### Required work
Check each line of the material. Copy those containing "HorseRacingHK".

[Entries from a visual dataset]
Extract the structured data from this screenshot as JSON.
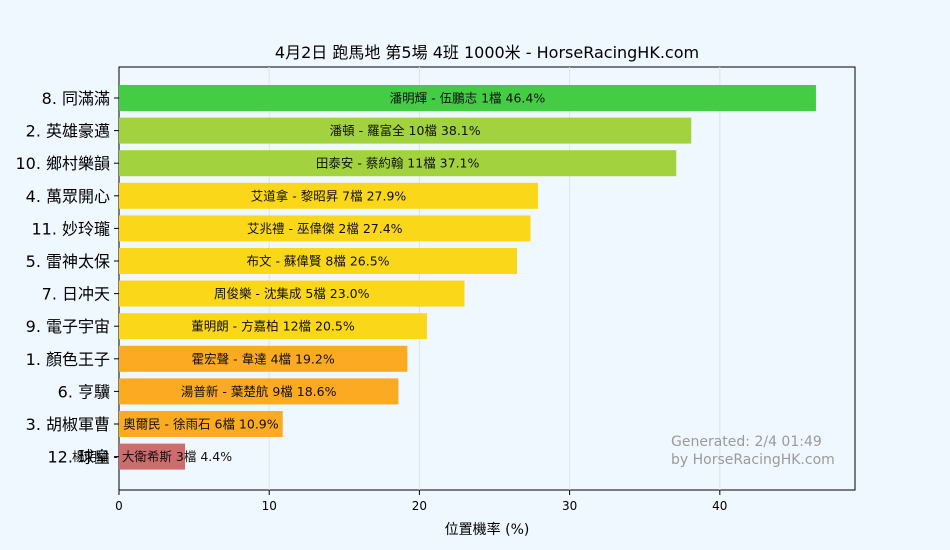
{
  "chart_data": {
    "type": "bar",
    "orientation": "horizontal",
    "title": "4月2日  跑馬地  第5場  4班  1000米 - HorseRacingHK.com",
    "xlabel": "位置機率 (%)",
    "ylabel": "",
    "xlim": [
      0,
      49
    ],
    "xticks": [
      0,
      10,
      20,
      30,
      40
    ],
    "grid": "vertical",
    "categories": [
      "8. 同滿滿",
      "2. 英雄豪邁",
      "10. 鄉村樂韻",
      "4. 萬眾開心",
      "11. 妙玲瓏",
      "5. 雷神太保",
      "7. 日冲天",
      "9. 電子宇宙",
      "1. 顏色王子",
      "6. 亨驥",
      "3. 胡椒軍曹",
      "12. 球皇"
    ],
    "values": [
      46.4,
      38.1,
      37.1,
      27.9,
      27.4,
      26.5,
      23.0,
      20.5,
      19.2,
      18.6,
      10.9,
      4.4
    ],
    "bar_labels": [
      "潘明輝 - 伍鵬志 1檔  46.4%",
      "潘頓 - 羅富全 10檔  38.1%",
      "田泰安 - 蔡約翰 11檔  37.1%",
      "艾道拿 - 黎昭昇 7檔  27.9%",
      "艾兆禮 - 巫偉傑 2檔  27.4%",
      "布文 - 蘇偉賢 8檔  26.5%",
      "周俊樂 - 沈集成 5檔  23.0%",
      "董明朗 - 方嘉柏 12檔  20.5%",
      "霍宏聲 - 韋達 4檔  19.2%",
      "湯普新 - 葉楚航 9檔  18.6%",
      "奧爾民 - 徐雨石 6檔  10.9%",
      "楊明綸 - 大衛希斯 3檔  4.4%"
    ],
    "bar_colors": [
      "#44cc44",
      "#a2d33e",
      "#a2d33e",
      "#fbd71a",
      "#fbd71a",
      "#fbd71a",
      "#fbd71a",
      "#fbd71a",
      "#fbaa22",
      "#fbaa22",
      "#fbaa22",
      "#cd6d6d"
    ]
  },
  "watermark": {
    "line1": "Generated: 2/4 01:49",
    "line2": "by HorseRacingHK.com"
  }
}
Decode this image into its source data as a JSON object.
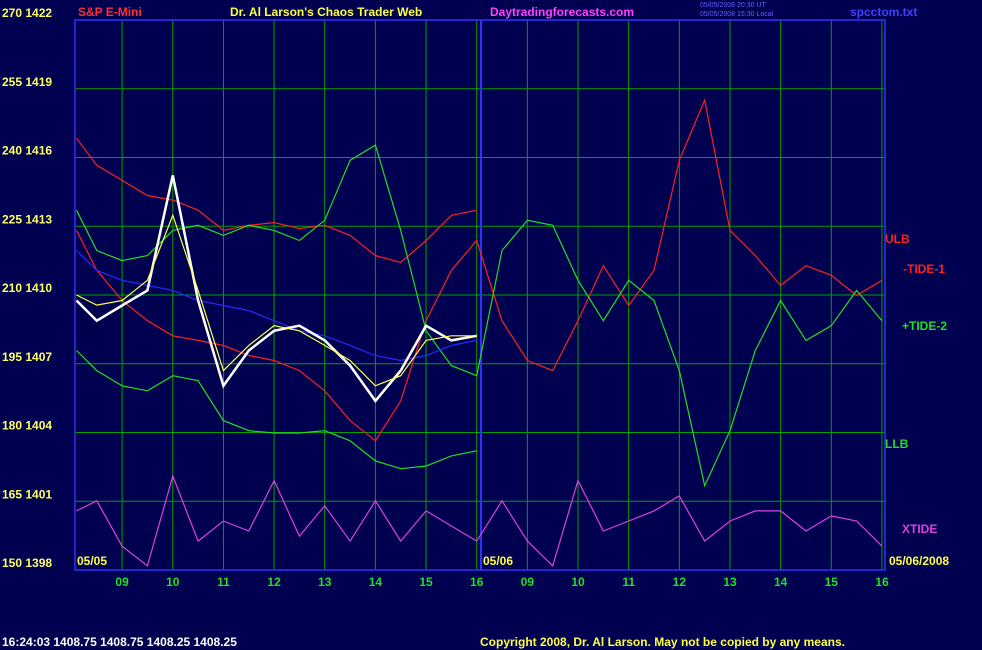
{
  "chart_data": {
    "type": "line",
    "title": "Dr. Al Larson's Chaos Trader Web",
    "instrument": "S&P E-Mini",
    "website": "Daytradingforecasts.com",
    "file_name": "spcctom.txt",
    "timestamp_ut": "05/05/2008 20:30 UT",
    "timestamp_local": "05/05/2008 15:30 Local",
    "date_labels": [
      "05/05",
      "05/06",
      "05/06/2008"
    ],
    "quote": "16:24:03  1408.75 1408.75 1408.25 1408.25",
    "copyright": "Copyright 2008, Dr. Al Larson. May not be copied by any means.",
    "grid": true,
    "xlim": [
      8.07,
      24.06
    ],
    "ylim": [
      150,
      270
    ],
    "xticks": [
      {
        "value": 9,
        "label": "09"
      },
      10,
      11,
      12,
      13,
      14,
      15,
      16,
      {
        "value": 17,
        "label": "09"
      },
      {
        "value": 18,
        "label": "10"
      },
      {
        "value": 19,
        "label": "11"
      },
      {
        "value": 20,
        "label": "12"
      },
      {
        "value": 21,
        "label": "13"
      },
      {
        "value": 22,
        "label": "14"
      },
      {
        "value": 23,
        "label": "15"
      },
      {
        "value": 24,
        "label": "16"
      }
    ],
    "yticks": [
      {
        "value": 150,
        "label": "150 1398"
      },
      {
        "value": 165,
        "label": "165 1401"
      },
      {
        "value": 180,
        "label": "180 1404"
      },
      {
        "value": 195,
        "label": "195 1407"
      },
      {
        "value": 210,
        "label": "210 1410"
      },
      {
        "value": 225,
        "label": "225 1413"
      },
      {
        "value": 240,
        "label": "240 1416"
      },
      {
        "value": 255,
        "label": "255 1419"
      },
      {
        "value": 270,
        "label": "270 1422"
      }
    ],
    "x": [
      8.1,
      8.5,
      9,
      9.5,
      10,
      10.5,
      11,
      11.5,
      12,
      12.5,
      13,
      13.5,
      14,
      14.5,
      15,
      15.5,
      16,
      16.5,
      17,
      17.5,
      18,
      18.5,
      19,
      19.5,
      20,
      20.5,
      21,
      21.5,
      22,
      22.5,
      23,
      23.5,
      24
    ],
    "series": [
      {
        "name": "ULB",
        "color": "#ff2020",
        "values": [
          244.2,
          238.3,
          235.0,
          231.7,
          230.7,
          228.5,
          224.1,
          225.2,
          225.8,
          224.5,
          225.2,
          223.0,
          218.6,
          217.1,
          221.9,
          227.4,
          228.5,
          null,
          null,
          null,
          null,
          null,
          null,
          null,
          null,
          null,
          null,
          null,
          null,
          null,
          null,
          null,
          null
        ]
      },
      {
        "name": "-TIDE-1",
        "color": "#ff2020",
        "values": [
          224.1,
          215.4,
          208.8,
          204.4,
          201.1,
          200.1,
          199.0,
          196.8,
          195.7,
          193.5,
          189.1,
          182.6,
          178.2,
          186.9,
          204.4,
          215.4,
          221.9,
          204.4,
          195.7,
          193.5,
          204.4,
          216.4,
          207.7,
          215.4,
          239.4,
          252.5,
          224.1,
          218.6,
          212.1,
          216.4,
          214.3,
          209.9,
          213.2
        ]
      },
      {
        "name": "+TIDE-2",
        "color": "#20e020",
        "values": [
          228.5,
          219.7,
          217.5,
          218.6,
          224.1,
          225.2,
          223.0,
          225.2,
          224.1,
          221.9,
          226.3,
          239.4,
          242.7,
          224.1,
          202.2,
          194.6,
          192.4,
          219.7,
          226.3,
          225.2,
          213.2,
          204.4,
          213.2,
          208.8,
          193.5,
          168.4,
          180.4,
          197.9,
          208.8,
          200.1,
          203.3,
          211.0,
          204.4
        ]
      },
      {
        "name": "LLB",
        "color": "#20e020",
        "values": [
          197.9,
          193.5,
          190.2,
          189.1,
          192.4,
          191.3,
          182.6,
          180.4,
          179.9,
          179.9,
          180.4,
          178.2,
          173.8,
          172.1,
          172.7,
          174.9,
          176.0,
          null,
          null,
          null,
          null,
          null,
          null,
          null,
          null,
          null,
          null,
          null,
          null,
          null,
          null,
          null,
          null
        ]
      },
      {
        "name": "XTIDE",
        "color": "#e040e0",
        "values": [
          162.9,
          165.1,
          155.2,
          150.9,
          170.5,
          156.3,
          160.7,
          158.5,
          169.5,
          157.4,
          164.0,
          156.3,
          165.1,
          156.3,
          162.9,
          159.6,
          156.3,
          165.1,
          156.3,
          150.9,
          169.5,
          158.5,
          160.7,
          162.9,
          166.2,
          156.3,
          160.7,
          162.9,
          162.9,
          158.5,
          161.8,
          160.7,
          155.2
        ]
      },
      {
        "color": "#2828ff",
        "values": [
          219.7,
          215.4,
          213.2,
          212.1,
          211.0,
          208.8,
          207.7,
          206.6,
          204.4,
          202.2,
          201.1,
          199.0,
          196.8,
          195.7,
          196.8,
          199.0,
          200.1,
          null,
          null,
          null,
          null,
          null,
          null,
          null,
          null,
          null,
          null,
          null,
          null,
          null,
          null,
          null,
          null
        ]
      },
      {
        "color": "#ffffff",
        "values": [
          208.8,
          204.4,
          207.7,
          211.0,
          236.1,
          208.8,
          190.2,
          197.9,
          202.2,
          203.3,
          200.1,
          194.6,
          186.9,
          193.5,
          203.3,
          200.1,
          201.1,
          null,
          null,
          null,
          null,
          null,
          null,
          null,
          null,
          null,
          null,
          null,
          null,
          null,
          null,
          null,
          null
        ]
      },
      {
        "color": "#ffff40",
        "values": [
          210.0,
          207.8,
          208.8,
          213.2,
          227.4,
          211.0,
          193.5,
          199.0,
          203.3,
          202.2,
          199.0,
          195.7,
          190.2,
          192.4,
          200.1,
          201.1,
          201.1,
          null,
          null,
          null,
          null,
          null,
          null,
          null,
          null,
          null,
          null,
          null,
          null,
          null,
          null,
          null,
          null
        ]
      }
    ]
  }
}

### Task answer
    "title": "4月2日  跑馬地  第5場  4班  1000米 - HorseRacingHK.com",
    "line2": "by HorseRacingHK.com"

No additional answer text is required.